Collection entries:
=-=-=-=-=

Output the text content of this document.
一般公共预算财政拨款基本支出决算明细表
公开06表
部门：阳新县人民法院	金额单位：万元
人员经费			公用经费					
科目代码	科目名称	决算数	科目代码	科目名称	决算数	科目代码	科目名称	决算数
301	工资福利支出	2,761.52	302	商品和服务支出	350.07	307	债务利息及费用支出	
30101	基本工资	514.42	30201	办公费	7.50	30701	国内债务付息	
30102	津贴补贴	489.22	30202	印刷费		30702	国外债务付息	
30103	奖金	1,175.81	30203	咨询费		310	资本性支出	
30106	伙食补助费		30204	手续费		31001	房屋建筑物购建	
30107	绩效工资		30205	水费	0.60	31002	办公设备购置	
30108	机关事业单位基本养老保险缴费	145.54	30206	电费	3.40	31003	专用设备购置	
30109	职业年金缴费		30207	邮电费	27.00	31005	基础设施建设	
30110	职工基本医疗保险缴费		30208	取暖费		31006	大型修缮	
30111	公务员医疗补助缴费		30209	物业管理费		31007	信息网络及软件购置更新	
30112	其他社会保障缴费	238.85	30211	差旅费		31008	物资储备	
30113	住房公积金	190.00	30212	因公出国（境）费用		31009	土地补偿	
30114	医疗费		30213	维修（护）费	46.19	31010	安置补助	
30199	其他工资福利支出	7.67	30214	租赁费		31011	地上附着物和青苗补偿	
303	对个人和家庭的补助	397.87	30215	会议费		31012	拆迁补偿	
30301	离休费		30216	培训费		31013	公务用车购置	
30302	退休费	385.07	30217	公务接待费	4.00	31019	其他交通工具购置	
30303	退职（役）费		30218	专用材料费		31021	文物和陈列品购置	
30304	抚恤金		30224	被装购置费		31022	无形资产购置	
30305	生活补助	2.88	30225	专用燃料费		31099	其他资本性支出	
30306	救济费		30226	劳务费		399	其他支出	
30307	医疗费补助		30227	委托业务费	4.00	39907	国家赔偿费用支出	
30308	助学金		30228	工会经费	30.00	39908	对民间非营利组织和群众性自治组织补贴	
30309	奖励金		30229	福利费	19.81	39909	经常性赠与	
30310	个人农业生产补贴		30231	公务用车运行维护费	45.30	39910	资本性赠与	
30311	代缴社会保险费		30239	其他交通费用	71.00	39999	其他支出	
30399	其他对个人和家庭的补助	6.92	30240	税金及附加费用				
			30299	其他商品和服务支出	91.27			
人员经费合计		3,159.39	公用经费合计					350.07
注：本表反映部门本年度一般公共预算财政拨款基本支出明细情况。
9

=-=-=-=-=

* WRITTEN INSTRUCTION *
Output the listing above without altering a single character.

* RESPONSE FOR THIS EXERCISE *
Output the text content of this document.
一般公共预算财政拨款基本支出决算明细表
公开06表
部门：阳新县人民法院	金额单位：万元
人员经费			公用经费					
科目代码	科目名称	决算数	科目代码	科目名称	决算数	科目代码	科目名称	决算数
301	工资福利支出	2,761.52	302	商品和服务支出	350.07	307	债务利息及费用支出	
30101	基本工资	514.42	30201	办公费	7.50	30701	国内债务付息	
30102	津贴补贴	489.22	30202	印刷费		30702	国外债务付息	
30103	奖金	1,175.81	30203	咨询费		310	资本性支出	
30106	伙食补助费		30204	手续费		31001	房屋建筑物购建	
30107	绩效工资		30205	水费	0.60	31002	办公设备购置	
30108	机关事业单位基本养老保险缴费	145.54	30206	电费	3.40	31003	专用设备购置	
30109	职业年金缴费		30207	邮电费	27.00	31005	基础设施建设	
30110	职工基本医疗保险缴费		30208	取暖费		31006	大型修缮	
30111	公务员医疗补助缴费		30209	物业管理费		31007	信息网络及软件购置更新	
30112	其他社会保障缴费	238.85	30211	差旅费		31008	物资储备	
30113	住房公积金	190.00	30212	因公出国（境）费用		31009	土地补偿	
30114	医疗费		30213	维修（护）费	46.19	31010	安置补助	
30199	其他工资福利支出	7.67	30214	租赁费		31011	地上附着物和青苗补偿	
303	对个人和家庭的补助	397.87	30215	会议费		31012	拆迁补偿	
30301	离休费		30216	培训费		31013	公务用车购置	
30302	退休费	385.07	30217	公务接待费	4.00	31019	其他交通工具购置	
30303	退职（役）费		30218	专用材料费		31021	文物和陈列品购置	
30304	抚恤金		30224	被装购置费		31022	无形资产购置	
30305	生活补助	2.88	30225	专用燃料费		31099	其他资本性支出	
30306	救济费		30226	劳务费		399	其他支出	
30307	医疗费补助		30227	委托业务费	4.00	39907	国家赔偿费用支出	
30308	助学金		30228	工会经费	30.00	39908	对民间非营利组织和群众性自治组织补贴	
30309	奖励金		30229	福利费	19.81	39909	经常性赠与	
30310	个人农业生产补贴		30231	公务用车运行维护费	45.30	39910	资本性赠与	
30311	代缴社会保险费		30239	其他交通费用	71.00	39999	其他支出	
30399	其他对个人和家庭的补助	6.92	30240	税金及附加费用				
			30299	其他商品和服务支出	91.27			
人员经费合计		3,159.39	公用经费合计					350.07
注：本表反映部门本年度一般公共预算财政拨款基本支出明细情况。
9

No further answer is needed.